▸ **INSTRUCTION**
Each entry below is to be transcribed exactly.

..........

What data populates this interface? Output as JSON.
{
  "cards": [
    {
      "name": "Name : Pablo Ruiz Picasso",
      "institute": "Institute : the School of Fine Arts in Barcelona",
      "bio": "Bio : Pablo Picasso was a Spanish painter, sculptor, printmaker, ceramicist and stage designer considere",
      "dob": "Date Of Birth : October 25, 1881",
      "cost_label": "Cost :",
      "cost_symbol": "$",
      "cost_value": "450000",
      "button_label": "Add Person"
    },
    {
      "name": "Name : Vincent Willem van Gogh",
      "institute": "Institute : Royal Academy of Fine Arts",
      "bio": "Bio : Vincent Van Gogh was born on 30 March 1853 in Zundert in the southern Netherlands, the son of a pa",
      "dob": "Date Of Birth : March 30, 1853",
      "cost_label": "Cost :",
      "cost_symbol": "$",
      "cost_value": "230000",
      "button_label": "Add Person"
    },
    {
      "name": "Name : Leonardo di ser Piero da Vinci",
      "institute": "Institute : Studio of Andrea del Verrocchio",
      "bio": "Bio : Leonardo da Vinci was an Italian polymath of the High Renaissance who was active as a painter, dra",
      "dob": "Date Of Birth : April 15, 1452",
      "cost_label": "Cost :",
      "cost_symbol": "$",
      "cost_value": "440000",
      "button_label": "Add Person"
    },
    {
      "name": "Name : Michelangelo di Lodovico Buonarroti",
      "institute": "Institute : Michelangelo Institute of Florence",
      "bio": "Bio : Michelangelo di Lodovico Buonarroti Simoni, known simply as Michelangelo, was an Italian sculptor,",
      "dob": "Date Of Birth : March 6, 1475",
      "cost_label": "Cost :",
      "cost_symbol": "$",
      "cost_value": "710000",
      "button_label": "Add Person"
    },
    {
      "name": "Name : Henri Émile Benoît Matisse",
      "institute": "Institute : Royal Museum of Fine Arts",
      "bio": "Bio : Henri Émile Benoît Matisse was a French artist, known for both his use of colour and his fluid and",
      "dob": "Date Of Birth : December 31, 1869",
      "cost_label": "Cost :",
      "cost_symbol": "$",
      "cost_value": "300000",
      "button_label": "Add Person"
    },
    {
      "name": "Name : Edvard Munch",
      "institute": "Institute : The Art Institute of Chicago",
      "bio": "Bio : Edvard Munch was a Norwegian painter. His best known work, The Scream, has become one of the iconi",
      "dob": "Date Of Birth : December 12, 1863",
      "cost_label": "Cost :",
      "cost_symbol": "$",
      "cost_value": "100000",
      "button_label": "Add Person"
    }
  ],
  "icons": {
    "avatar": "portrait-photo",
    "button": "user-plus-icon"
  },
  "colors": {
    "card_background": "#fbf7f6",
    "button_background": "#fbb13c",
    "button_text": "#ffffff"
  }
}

..........

▸ **PROBLEM SOLUTION**
What data populates this interface? Output as JSON.
{
  "cards": [
    {
      "name": "Name : Pablo Ruiz Picasso",
      "institute": "Institute : the School of Fine Arts in Barcelona",
      "bio": "Bio : Pablo Picasso was a Spanish painter, sculptor, printmaker, ceramicist and stage designer considere",
      "dob": "Date Of Birth : October 25, 1881",
      "cost_label": "Cost :",
      "cost_symbol": "$",
      "cost_value": "450000",
      "button_label": "Add Person"
    },
    {
      "name": "Name : Vincent Willem van Gogh",
      "institute": "Institute : Royal Academy of Fine Arts",
      "bio": "Bio : Vincent Van Gogh was born on 30 March 1853 in Zundert in the southern Netherlands, the son of a pa",
      "dob": "Date Of Birth : March 30, 1853",
      "cost_label": "Cost :",
      "cost_symbol": "$",
      "cost_value": "230000",
      "button_label": "Add Person"
    },
    {
      "name": "Name : Leonardo di ser Piero da Vinci",
      "institute": "Institute : Studio of Andrea del Verrocchio",
      "bio": "Bio : Leonardo da Vinci was an Italian polymath of the High Renaissance who was active as a painter, dra",
      "dob": "Date Of Birth : April 15, 1452",
      "cost_label": "Cost :",
      "cost_symbol": "$",
      "cost_value": "440000",
      "button_label": "Add Person"
    },
    {
      "name": "Name : Michelangelo di Lodovico Buonarroti",
      "institute": "Institute : Michelangelo Institute of Florence",
      "bio": "Bio : Michelangelo di Lodovico Buonarroti Simoni, known simply as Michelangelo, was an Italian sculptor,",
      "dob": "Date Of Birth : March 6, 1475",
      "cost_label": "Cost :",
      "cost_symbol": "$",
      "cost_value": "710000",
      "button_label": "Add Person"
    },
    {
      "name": "Name : Henri Émile Benoît Matisse",
      "institute": "Institute : Royal Museum of Fine Arts",
      "bio": "Bio : Henri Émile Benoît Matisse was a French artist, known for both his use of colour and his fluid and",
      "dob": "Date Of Birth : December 31, 1869",
      "cost_label": "Cost :",
      "cost_symbol": "$",
      "cost_value": "300000",
      "button_label": "Add Person"
    },
    {
      "name": "Name : Edvard Munch",
      "institute": "Institute : The Art Institute of Chicago",
      "bio": "Bio : Edvard Munch was a Norwegian painter. His best known work, The Scream, has become one of the iconi",
      "dob": "Date Of Birth : December 12, 1863",
      "cost_label": "Cost :",
      "cost_symbol": "$",
      "cost_value": "100000",
      "button_label": "Add Person"
    }
  ],
  "icons": {
    "avatar": "portrait-photo",
    "button": "user-plus-icon"
  },
  "colors": {
    "card_background": "#fbf7f6",
    "button_background": "#fbb13c",
    "button_text": "#ffffff"
  }
}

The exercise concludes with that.